▸ **Given exercise**
Skip the images and return the records below exactly.

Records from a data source
---

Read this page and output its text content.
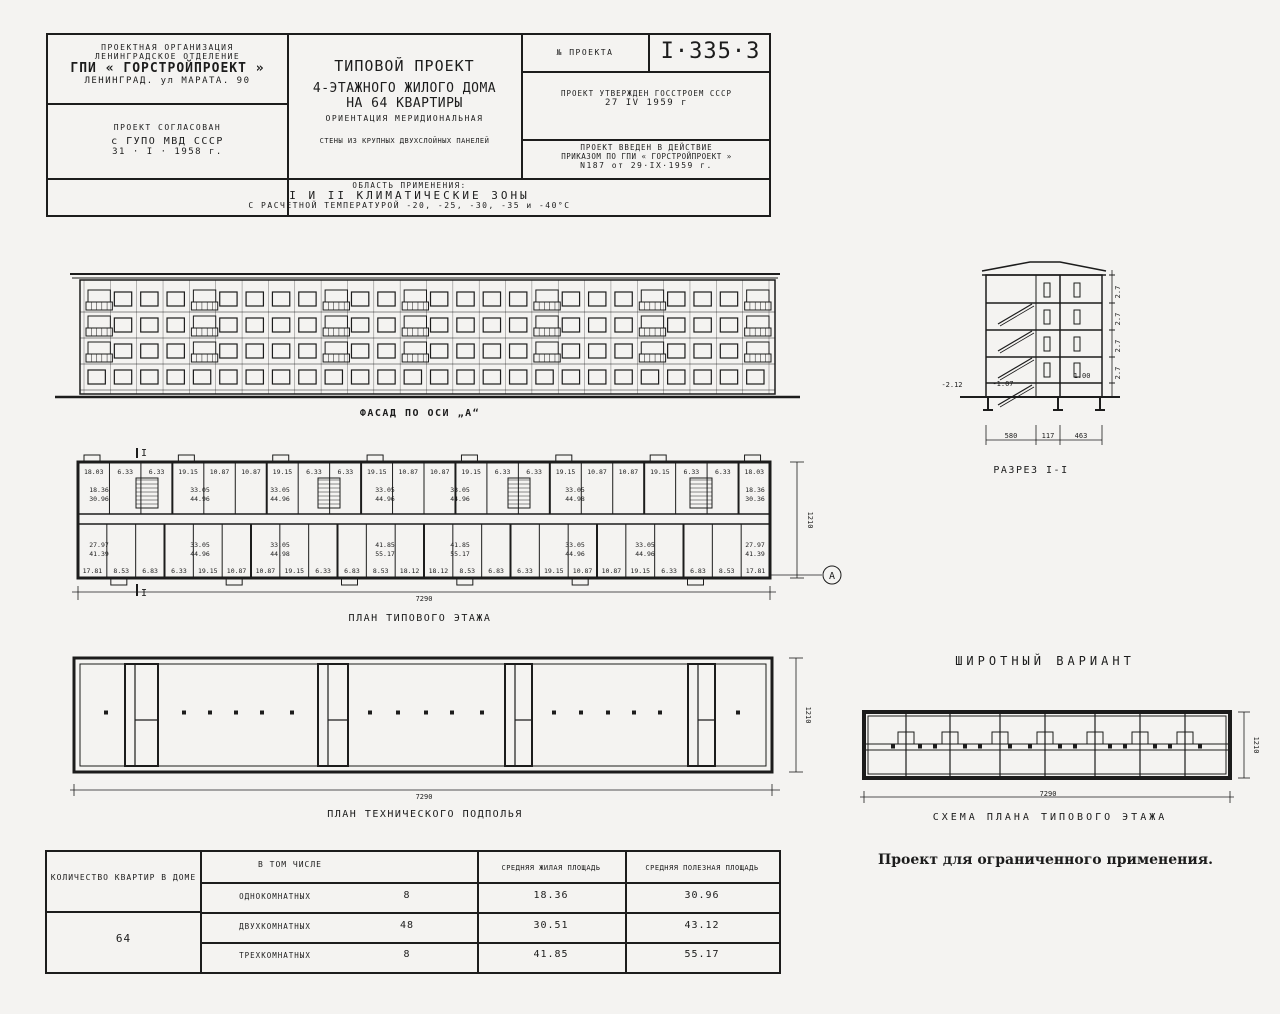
ПРОЕКТНАЯ ОРГАНИЗАЦИЯ
ЛЕНИНГРАДСКОЕ ОТДЕЛЕНИЕ
ГПИ « ГОРСТРОЙПРОЕКТ »
ЛЕНИНГРАД. ул МАРАТА. 90
ПРОЕКТ СОГЛАСОВАН
с ГУПО МВД СССР
31 · I · 1958 г.
ТИПОВОЙ ПРОЕКТ
4-ЭТАЖНОГО ЖИЛОГО ДОМА
НА 64 КВАРТИРЫ
ОРИЕНТАЦИЯ МЕРИДИОНАЛЬНАЯ
СТЕНЫ ИЗ КРУПНЫХ ДВУХСЛОЙНЫХ ПАНЕЛЕЙ
№ ПРОЕКТА	I·335·3
ПРОЕКТ УТВЕРЖДЕН ГОССТРОЕМ СССР
27 IV 1959 г
ПРОЕКТ ВВЕДЕН В ДЕЙСТВИЕ
ПРИКАЗОМ ПО ГПИ « ГОРСТРОЙПРОЕКТ »
N187 от 29·IX·1959 г.
ОБЛАСТЬ ПРИМЕНЕНИЯ:
I И II КЛИМАТИЧЕСКИЕ ЗОНЫ
С РАСЧЕТНОЙ ТЕМПЕРАТУРОЙ -20, -25, -30, -35 и -40°С
ФАСАД ПО ОСИ „А“
2.7
2.7
2.7
2.7
-1.07
1.00
-2.12
580	117	463
РАЗРЕЗ I-I
18.03 6.33 6.33 19.15 10.87 10.87 19.15 6.33 6.33 19.15 10.87 10.87 19.15 6.33 6.33 19.15 10.87 10.87 19.15 6.33 6.33 18.03
17.81 8.53 6.83 6.33 19.15 10.87 10.87 19.15 6.33 6.83 8.53 18.12 18.12 8.53 6.83 6.33 19.15 10.87 10.87 19.15 6.33 6.83 8.53 17.81
18.36
30.96
33.05
44.96
33.05
44.96
33.05
44.96
33.05
44.96
33.05
44.98
18.36
30.36
27.97
41.39
33.05
44.96
33.05
44.98
41.85
55.17
41.85
55.17
33.05
44.96
33.05
44.96
27.97
41.39
7290
1210
А
I
I
ПЛАН ТИПОВОГО ЭТАЖА
7290
1210
ПЛАН ТЕХНИЧЕСКОГО ПОДПОЛЬЯ
ШИРОТНЫЙ ВАРИАНТ
7290
1210
СХЕМА ПЛАНА ТИПОВОГО ЭТАЖА
Проект для ограниченного применения.
КОЛИЧЕСТВО КВАРТИР В ДОМЕ
В ТОМ ЧИСЛЕ	СРЕДНЯЯ ЖИЛАЯ ПЛОЩАДЬ	СРЕДНЯЯ ПОЛЕЗНАЯ ПЛОЩАДЬ
64
ОДНОКОМНАТНЫХ	8	18.36	30.96
ДВУХКОМНАТНЫХ	48	30.51	43.12
ТРЕХКОМНАТНЫХ	8	41.85	55.17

---

▸ **Answer to the task**
Read this page and output its text content.
ПРОЕКТНАЯ ОРГАНИЗАЦИЯ
ЛЕНИНГРАДСКОЕ ОТДЕЛЕНИЕ
ГПИ « ГОРСТРОЙПРОЕКТ »
ЛЕНИНГРАД. ул МАРАТА. 90
ПРОЕКТ СОГЛАСОВАН
с ГУПО МВД СССР
31 · I · 1958 г.
ТИПОВОЙ ПРОЕКТ
4-ЭТАЖНОГО ЖИЛОГО ДОМА
НА 64 КВАРТИРЫ
ОРИЕНТАЦИЯ МЕРИДИОНАЛЬНАЯ
СТЕНЫ ИЗ КРУПНЫХ ДВУХСЛОЙНЫХ ПАНЕЛЕЙ
№ ПРОЕКТА	I·335·3
ПРОЕКТ УТВЕРЖДЕН ГОССТРОЕМ СССР
27 IV 1959 г
ПРОЕКТ ВВЕДЕН В ДЕЙСТВИЕ
ПРИКАЗОМ ПО ГПИ « ГОРСТРОЙПРОЕКТ »
N187 от 29·IX·1959 г.
ОБЛАСТЬ ПРИМЕНЕНИЯ:
I И II КЛИМАТИЧЕСКИЕ ЗОНЫ
С РАСЧЕТНОЙ ТЕМПЕРАТУРОЙ -20, -25, -30, -35 и -40°С
ФАСАД ПО ОСИ „А“
2.7
2.7
2.7
2.7
-1.07
1.00
-2.12
580	117	463
РАЗРЕЗ I-I
18.03 6.33 6.33 19.15 10.87 10.87 19.15 6.33 6.33 19.15 10.87 10.87 19.15 6.33 6.33 19.15 10.87 10.87 19.15 6.33 6.33 18.03
17.81 8.53 6.83 6.33 19.15 10.87 10.87 19.15 6.33 6.83 8.53 18.12 18.12 8.53 6.83 6.33 19.15 10.87 10.87 19.15 6.33 6.83 8.53 17.81
18.36
30.96
33.05
44.96
33.05
44.96
33.05
44.96
33.05
44.96
33.05
44.98
18.36
30.36
27.97
41.39
33.05
44.96
33.05
44.98
41.85
55.17
41.85
55.17
33.05
44.96
33.05
44.96
27.97
41.39
7290
1210
А
I
I
ПЛАН ТИПОВОГО ЭТАЖА
7290
1210
ПЛАН ТЕХНИЧЕСКОГО ПОДПОЛЬЯ
ШИРОТНЫЙ ВАРИАНТ
7290
1210
СХЕМА ПЛАНА ТИПОВОГО ЭТАЖА
Проект для ограниченного применения.
КОЛИЧЕСТВО КВАРТИР В ДОМЕ
В ТОМ ЧИСЛЕ	СРЕДНЯЯ ЖИЛАЯ ПЛОЩАДЬ	СРЕДНЯЯ ПОЛЕЗНАЯ ПЛОЩАДЬ
64
ОДНОКОМНАТНЫХ	8	18.36	30.96
ДВУХКОМНАТНЫХ	48	30.51	43.12
ТРЕХКОМНАТНЫХ	8	41.85	55.17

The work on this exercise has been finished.